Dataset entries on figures
________

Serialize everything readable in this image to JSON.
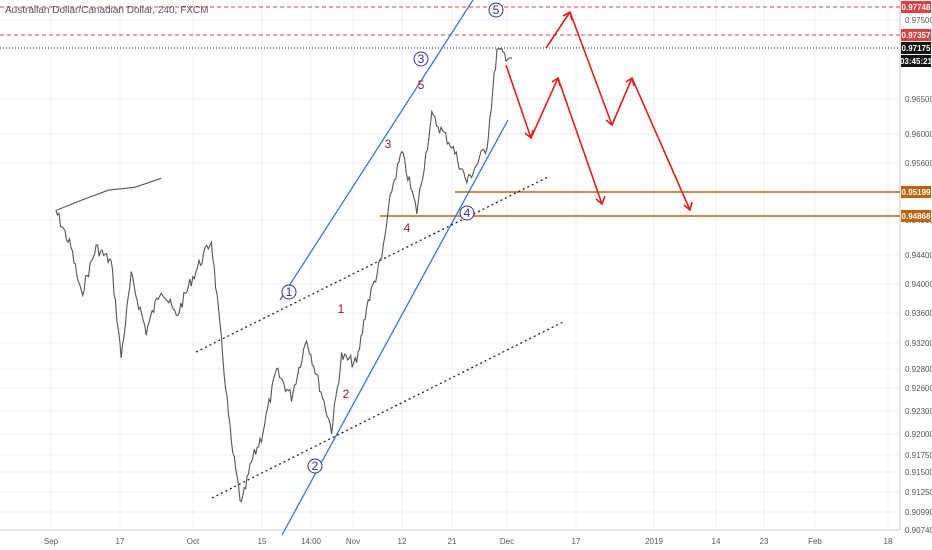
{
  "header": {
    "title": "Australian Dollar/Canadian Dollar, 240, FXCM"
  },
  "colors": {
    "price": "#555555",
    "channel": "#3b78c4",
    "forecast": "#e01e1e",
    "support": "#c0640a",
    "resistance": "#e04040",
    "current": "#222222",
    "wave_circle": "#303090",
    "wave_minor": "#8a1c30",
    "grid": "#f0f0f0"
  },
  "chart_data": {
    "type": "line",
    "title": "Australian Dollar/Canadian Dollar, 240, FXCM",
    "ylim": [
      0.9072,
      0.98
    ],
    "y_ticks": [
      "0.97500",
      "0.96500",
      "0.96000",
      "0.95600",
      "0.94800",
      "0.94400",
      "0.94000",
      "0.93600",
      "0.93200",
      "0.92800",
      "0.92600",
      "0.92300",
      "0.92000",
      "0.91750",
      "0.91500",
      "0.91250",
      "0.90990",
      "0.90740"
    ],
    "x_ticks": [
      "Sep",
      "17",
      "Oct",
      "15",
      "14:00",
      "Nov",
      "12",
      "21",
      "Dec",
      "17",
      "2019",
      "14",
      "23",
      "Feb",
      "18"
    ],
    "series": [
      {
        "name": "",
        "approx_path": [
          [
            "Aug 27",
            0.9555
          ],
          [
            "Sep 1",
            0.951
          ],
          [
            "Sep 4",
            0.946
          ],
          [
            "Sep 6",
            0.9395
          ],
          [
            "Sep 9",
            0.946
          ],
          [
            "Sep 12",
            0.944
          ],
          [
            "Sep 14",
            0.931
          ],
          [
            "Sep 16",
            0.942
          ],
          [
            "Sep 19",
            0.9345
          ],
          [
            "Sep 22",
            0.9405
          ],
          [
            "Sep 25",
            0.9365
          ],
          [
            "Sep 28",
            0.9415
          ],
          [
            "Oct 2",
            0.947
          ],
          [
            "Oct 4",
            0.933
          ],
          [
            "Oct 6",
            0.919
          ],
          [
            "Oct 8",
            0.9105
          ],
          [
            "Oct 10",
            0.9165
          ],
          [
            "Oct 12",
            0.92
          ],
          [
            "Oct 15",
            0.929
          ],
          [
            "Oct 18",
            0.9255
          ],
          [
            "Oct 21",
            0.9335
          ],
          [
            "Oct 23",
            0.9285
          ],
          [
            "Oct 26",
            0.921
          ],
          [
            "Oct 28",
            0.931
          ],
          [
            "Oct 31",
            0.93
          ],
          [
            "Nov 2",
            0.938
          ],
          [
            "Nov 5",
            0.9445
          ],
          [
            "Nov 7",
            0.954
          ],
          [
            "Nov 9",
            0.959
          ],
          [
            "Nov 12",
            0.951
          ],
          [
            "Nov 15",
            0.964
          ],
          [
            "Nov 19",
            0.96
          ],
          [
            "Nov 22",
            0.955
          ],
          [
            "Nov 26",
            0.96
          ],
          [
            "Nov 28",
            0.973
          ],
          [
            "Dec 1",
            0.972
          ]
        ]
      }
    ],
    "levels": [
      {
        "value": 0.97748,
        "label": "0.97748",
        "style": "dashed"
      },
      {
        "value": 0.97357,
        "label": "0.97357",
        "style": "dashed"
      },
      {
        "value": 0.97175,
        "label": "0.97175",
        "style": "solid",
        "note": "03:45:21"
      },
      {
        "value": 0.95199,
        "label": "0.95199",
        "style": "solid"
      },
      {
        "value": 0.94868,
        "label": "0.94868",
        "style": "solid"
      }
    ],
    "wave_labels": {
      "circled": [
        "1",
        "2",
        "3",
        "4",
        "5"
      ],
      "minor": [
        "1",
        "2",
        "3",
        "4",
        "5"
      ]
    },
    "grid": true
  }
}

________

# Exercise goal
Quote every entry exactly, with the pictures omitted.

# Complete response
Serialize everything readable in this image to JSON.
{
  "header": {
    "title": "Australian Dollar/Canadian Dollar, 240, FXCM"
  },
  "colors": {
    "price": "#555555",
    "channel": "#3b78c4",
    "forecast": "#e01e1e",
    "support": "#c0640a",
    "resistance": "#e04040",
    "current": "#222222",
    "wave_circle": "#303090",
    "wave_minor": "#8a1c30",
    "grid": "#f0f0f0"
  },
  "chart_data": {
    "type": "line",
    "title": "Australian Dollar/Canadian Dollar, 240, FXCM",
    "ylim": [
      0.9072,
      0.98
    ],
    "y_ticks": [
      "0.97500",
      "0.96500",
      "0.96000",
      "0.95600",
      "0.94800",
      "0.94400",
      "0.94000",
      "0.93600",
      "0.93200",
      "0.92800",
      "0.92600",
      "0.92300",
      "0.92000",
      "0.91750",
      "0.91500",
      "0.91250",
      "0.90990",
      "0.90740"
    ],
    "x_ticks": [
      "Sep",
      "17",
      "Oct",
      "15",
      "14:00",
      "Nov",
      "12",
      "21",
      "Dec",
      "17",
      "2019",
      "14",
      "23",
      "Feb",
      "18"
    ],
    "series": [
      {
        "name": "",
        "approx_path": [
          [
            "Aug 27",
            0.9555
          ],
          [
            "Sep 1",
            0.951
          ],
          [
            "Sep 4",
            0.946
          ],
          [
            "Sep 6",
            0.9395
          ],
          [
            "Sep 9",
            0.946
          ],
          [
            "Sep 12",
            0.944
          ],
          [
            "Sep 14",
            0.931
          ],
          [
            "Sep 16",
            0.942
          ],
          [
            "Sep 19",
            0.9345
          ],
          [
            "Sep 22",
            0.9405
          ],
          [
            "Sep 25",
            0.9365
          ],
          [
            "Sep 28",
            0.9415
          ],
          [
            "Oct 2",
            0.947
          ],
          [
            "Oct 4",
            0.933
          ],
          [
            "Oct 6",
            0.919
          ],
          [
            "Oct 8",
            0.9105
          ],
          [
            "Oct 10",
            0.9165
          ],
          [
            "Oct 12",
            0.92
          ],
          [
            "Oct 15",
            0.929
          ],
          [
            "Oct 18",
            0.9255
          ],
          [
            "Oct 21",
            0.9335
          ],
          [
            "Oct 23",
            0.9285
          ],
          [
            "Oct 26",
            0.921
          ],
          [
            "Oct 28",
            0.931
          ],
          [
            "Oct 31",
            0.93
          ],
          [
            "Nov 2",
            0.938
          ],
          [
            "Nov 5",
            0.9445
          ],
          [
            "Nov 7",
            0.954
          ],
          [
            "Nov 9",
            0.959
          ],
          [
            "Nov 12",
            0.951
          ],
          [
            "Nov 15",
            0.964
          ],
          [
            "Nov 19",
            0.96
          ],
          [
            "Nov 22",
            0.955
          ],
          [
            "Nov 26",
            0.96
          ],
          [
            "Nov 28",
            0.973
          ],
          [
            "Dec 1",
            0.972
          ]
        ]
      }
    ],
    "levels": [
      {
        "value": 0.97748,
        "label": "0.97748",
        "style": "dashed"
      },
      {
        "value": 0.97357,
        "label": "0.97357",
        "style": "dashed"
      },
      {
        "value": 0.97175,
        "label": "0.97175",
        "style": "solid",
        "note": "03:45:21"
      },
      {
        "value": 0.95199,
        "label": "0.95199",
        "style": "solid"
      },
      {
        "value": 0.94868,
        "label": "0.94868",
        "style": "solid"
      }
    ],
    "wave_labels": {
      "circled": [
        "1",
        "2",
        "3",
        "4",
        "5"
      ],
      "minor": [
        "1",
        "2",
        "3",
        "4",
        "5"
      ]
    },
    "grid": true
  }
}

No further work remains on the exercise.